## BEGIN RECORDED INFORMATION
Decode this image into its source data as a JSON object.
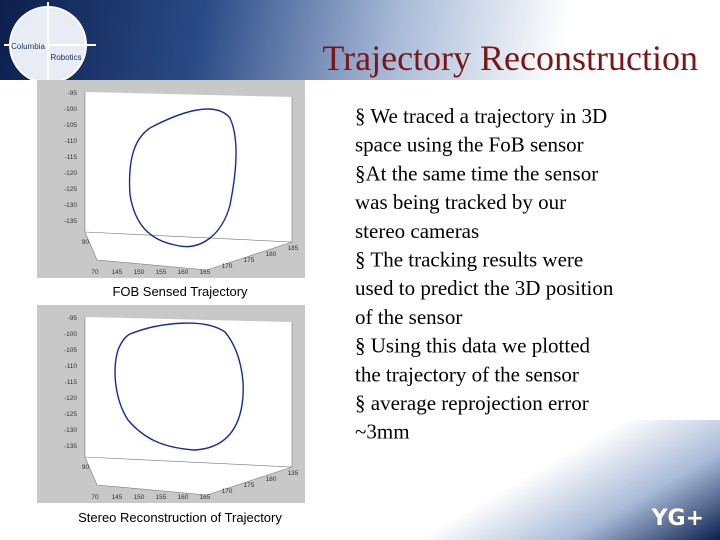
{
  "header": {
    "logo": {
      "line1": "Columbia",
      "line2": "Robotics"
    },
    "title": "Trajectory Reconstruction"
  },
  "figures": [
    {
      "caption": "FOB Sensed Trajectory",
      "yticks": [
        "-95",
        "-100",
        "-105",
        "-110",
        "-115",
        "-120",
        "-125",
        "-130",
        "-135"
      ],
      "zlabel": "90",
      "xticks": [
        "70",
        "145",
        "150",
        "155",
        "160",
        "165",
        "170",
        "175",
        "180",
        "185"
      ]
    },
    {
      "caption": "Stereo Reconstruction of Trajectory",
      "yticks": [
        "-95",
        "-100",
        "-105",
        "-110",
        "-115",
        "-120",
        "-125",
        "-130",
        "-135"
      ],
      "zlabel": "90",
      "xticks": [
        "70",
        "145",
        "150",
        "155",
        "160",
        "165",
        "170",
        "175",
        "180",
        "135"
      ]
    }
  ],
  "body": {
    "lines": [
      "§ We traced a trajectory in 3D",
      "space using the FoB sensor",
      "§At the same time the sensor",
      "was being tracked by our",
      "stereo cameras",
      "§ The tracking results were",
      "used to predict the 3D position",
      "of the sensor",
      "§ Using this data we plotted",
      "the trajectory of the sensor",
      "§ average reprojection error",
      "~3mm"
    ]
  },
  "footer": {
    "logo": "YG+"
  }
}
## END RECORDED INFORMATION
» DIRECTIVE: From the listing, extract all text exactly as given and drop any picture.

» EXERCISE SOLUTION:
Decode this image into its source data as a JSON object.
{
  "header": {
    "logo": {
      "line1": "Columbia",
      "line2": "Robotics"
    },
    "title": "Trajectory Reconstruction"
  },
  "figures": [
    {
      "caption": "FOB Sensed Trajectory",
      "yticks": [
        "-95",
        "-100",
        "-105",
        "-110",
        "-115",
        "-120",
        "-125",
        "-130",
        "-135"
      ],
      "zlabel": "90",
      "xticks": [
        "70",
        "145",
        "150",
        "155",
        "160",
        "165",
        "170",
        "175",
        "180",
        "185"
      ]
    },
    {
      "caption": "Stereo Reconstruction of Trajectory",
      "yticks": [
        "-95",
        "-100",
        "-105",
        "-110",
        "-115",
        "-120",
        "-125",
        "-130",
        "-135"
      ],
      "zlabel": "90",
      "xticks": [
        "70",
        "145",
        "150",
        "155",
        "160",
        "165",
        "170",
        "175",
        "180",
        "135"
      ]
    }
  ],
  "body": {
    "lines": [
      "§ We traced a trajectory in 3D",
      "space using the FoB sensor",
      "§At the same time the sensor",
      "was being tracked by our",
      "stereo cameras",
      "§ The tracking results were",
      "used to predict the 3D position",
      "of the sensor",
      "§ Using this data we plotted",
      "the trajectory of the sensor",
      "§ average reprojection error",
      "~3mm"
    ]
  },
  "footer": {
    "logo": "YG+"
  }
}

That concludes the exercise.